[Task]
Will you extract the entries word for word? Images should not appear in the copy.

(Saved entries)
————

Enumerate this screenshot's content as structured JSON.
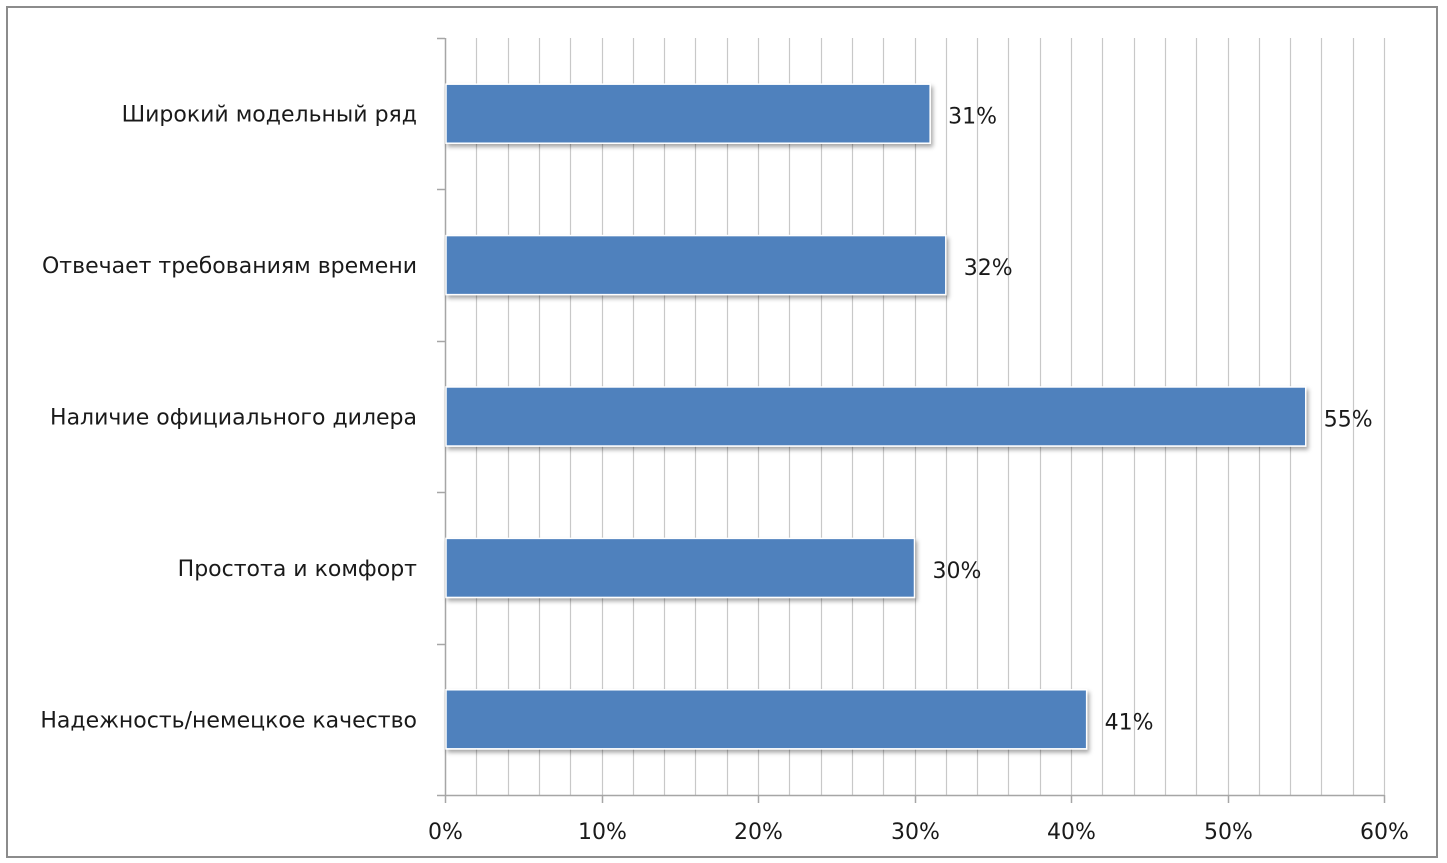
{
  "chart_data": {
    "type": "bar",
    "orientation": "horizontal",
    "categories": [
      "Широкий модельный ряд",
      "Отвечает требованиям времени",
      "Наличие официального дилера",
      "Простота и комфорт",
      "Надежность/немецкое качество"
    ],
    "values": [
      31,
      32,
      55,
      30,
      41
    ],
    "data_labels": [
      "31%",
      "32%",
      "55%",
      "30%",
      "41%"
    ],
    "xlim": [
      0,
      60
    ],
    "x_ticks": [
      0,
      10,
      20,
      30,
      40,
      50,
      60
    ],
    "x_tick_labels": [
      "0%",
      "10%",
      "20%",
      "30%",
      "40%",
      "50%",
      "60%"
    ],
    "minor_grid_step": 2,
    "grid": true,
    "legend": "none",
    "bar_color": "#4f81bd",
    "grid_color": "#c8c8c8",
    "axis_color": "#a6a6a6"
  }
}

————

[Answer to this exercise]
Enumerate this screenshot's content as structured JSON.
{
  "chart_data": {
    "type": "bar",
    "orientation": "horizontal",
    "categories": [
      "Широкий модельный ряд",
      "Отвечает требованиям времени",
      "Наличие официального дилера",
      "Простота и комфорт",
      "Надежность/немецкое качество"
    ],
    "values": [
      31,
      32,
      55,
      30,
      41
    ],
    "data_labels": [
      "31%",
      "32%",
      "55%",
      "30%",
      "41%"
    ],
    "xlim": [
      0,
      60
    ],
    "x_ticks": [
      0,
      10,
      20,
      30,
      40,
      50,
      60
    ],
    "x_tick_labels": [
      "0%",
      "10%",
      "20%",
      "30%",
      "40%",
      "50%",
      "60%"
    ],
    "minor_grid_step": 2,
    "grid": true,
    "legend": "none",
    "bar_color": "#4f81bd",
    "grid_color": "#c8c8c8",
    "axis_color": "#a6a6a6"
  }
}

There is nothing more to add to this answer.